### Stated task
A line counts if it contains the string "color"; say how many such lines there are, giving only the number.

### Supplied data
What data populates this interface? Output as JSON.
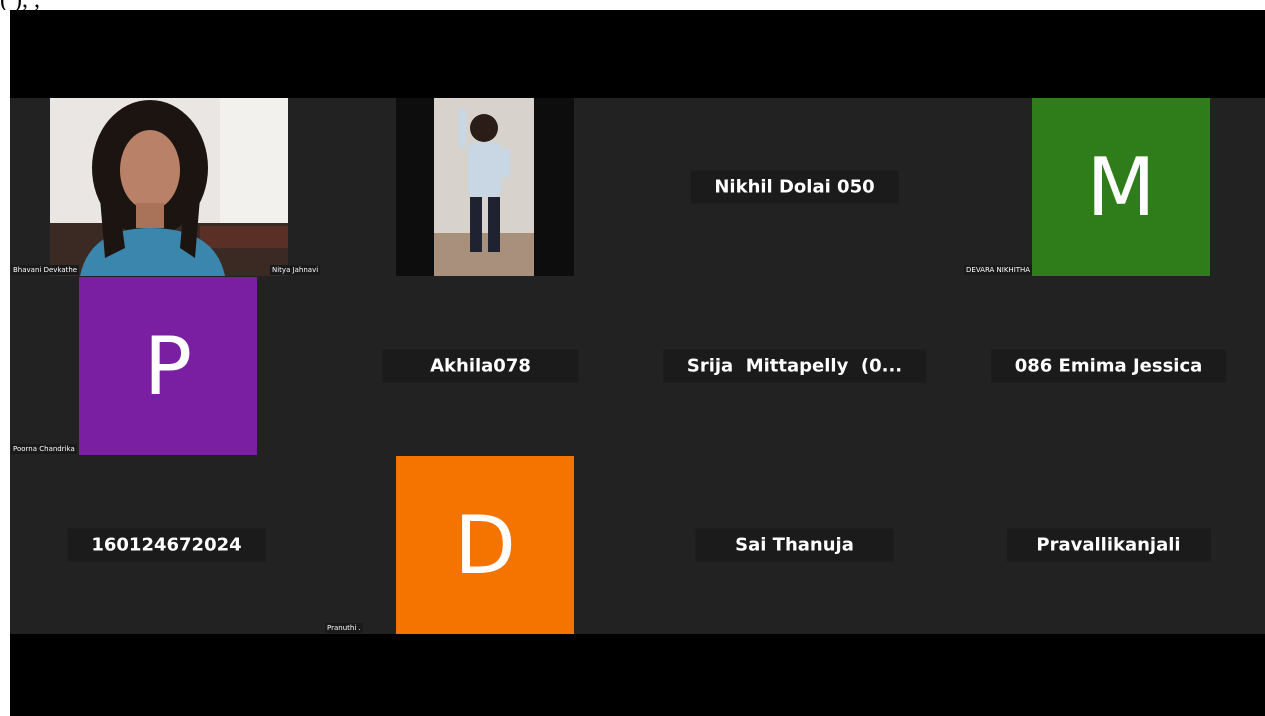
{
  "top_caption": "(  ), , ",
  "participants": [
    {
      "name": "Bhavani Devkathe",
      "display": "video"
    },
    {
      "name": "Nitya Jahnavi",
      "display": "video"
    },
    {
      "name": "Nikhil Dolai 050",
      "display": "name"
    },
    {
      "name": "DEVARA NIKHITHA",
      "display": "avatar",
      "initial": "M",
      "color": "#2e7d1a"
    },
    {
      "name": "Poorna Chandrika",
      "display": "avatar",
      "initial": "P",
      "color": "#7b1fa2"
    },
    {
      "name": "Akhila078",
      "display": "name"
    },
    {
      "name": "Srija  Mittapelly  (0...",
      "display": "name"
    },
    {
      "name": "086 Emima Jessica",
      "display": "name"
    },
    {
      "name": "160124672024",
      "display": "name"
    },
    {
      "name": "Pranuthi .",
      "display": "avatar",
      "initial": "D",
      "color": "#f57400"
    },
    {
      "name": "Sai Thanuja",
      "display": "name"
    },
    {
      "name": "Pravallikanjali",
      "display": "name"
    }
  ]
}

### Task output
3